A run of records

>> Start

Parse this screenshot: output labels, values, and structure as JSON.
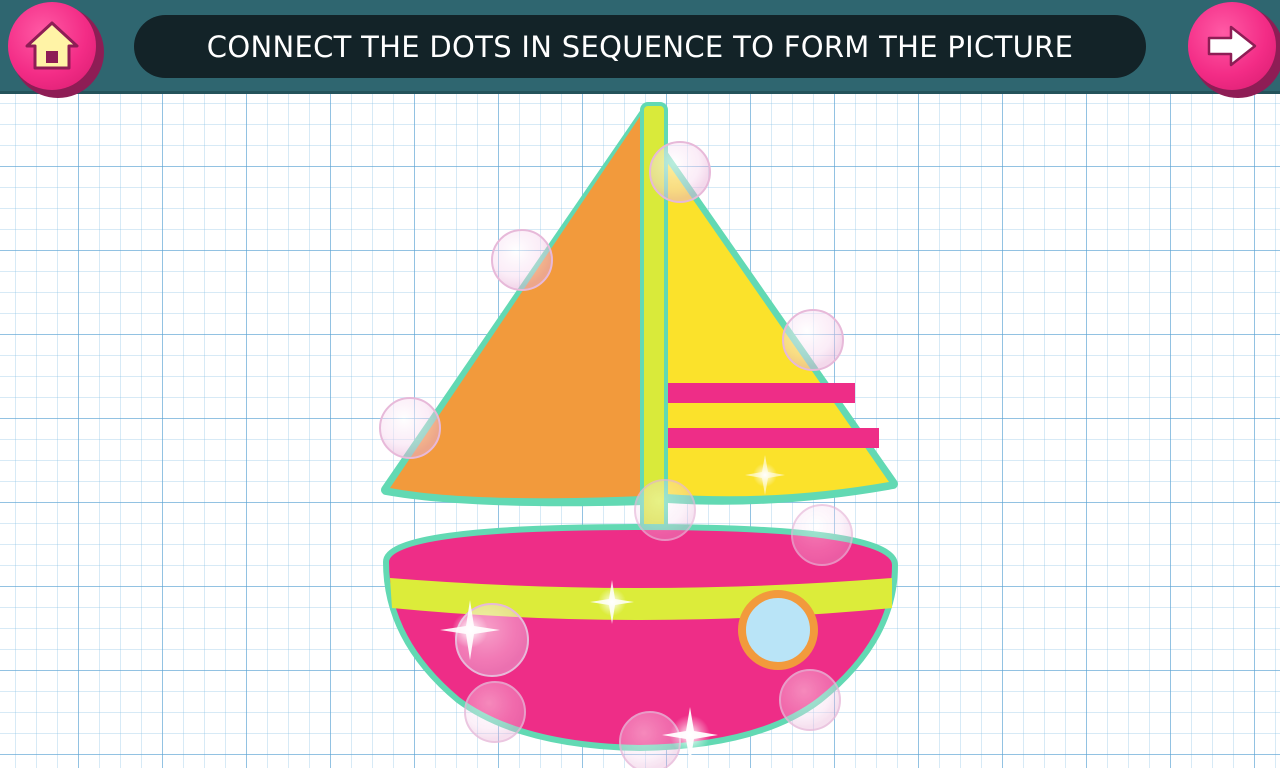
{
  "header": {
    "instruction": "CONNECT THE DOTS IN SEQUENCE TO FORM THE PICTURE"
  },
  "icons": {
    "home": "home-icon",
    "next": "arrow-right-icon"
  },
  "colors": {
    "topbar": "#2f6670",
    "pill": "#132328",
    "button": "#f32c86",
    "sail_left": "#f29a3c",
    "sail_right": "#fbe22b",
    "mast": "#d9ea3a",
    "hull": "#ee2d87",
    "hull_stripe": "#dcec3a",
    "sail_stripe": "#ee2d87",
    "porthole_glass": "#b9e4f7",
    "porthole_rim": "#f29a3c",
    "outline": "#62d9b3"
  }
}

>> End

■ YOUR GOAL: Every line above should be returned exactly; the pictures stay out.

■ TASK OUTPUT:
Parse this screenshot: output labels, values, and structure as JSON.
{
  "header": {
    "instruction": "CONNECT THE DOTS IN SEQUENCE TO FORM THE PICTURE"
  },
  "icons": {
    "home": "home-icon",
    "next": "arrow-right-icon"
  },
  "colors": {
    "topbar": "#2f6670",
    "pill": "#132328",
    "button": "#f32c86",
    "sail_left": "#f29a3c",
    "sail_right": "#fbe22b",
    "mast": "#d9ea3a",
    "hull": "#ee2d87",
    "hull_stripe": "#dcec3a",
    "sail_stripe": "#ee2d87",
    "porthole_glass": "#b9e4f7",
    "porthole_rim": "#f29a3c",
    "outline": "#62d9b3"
  }
}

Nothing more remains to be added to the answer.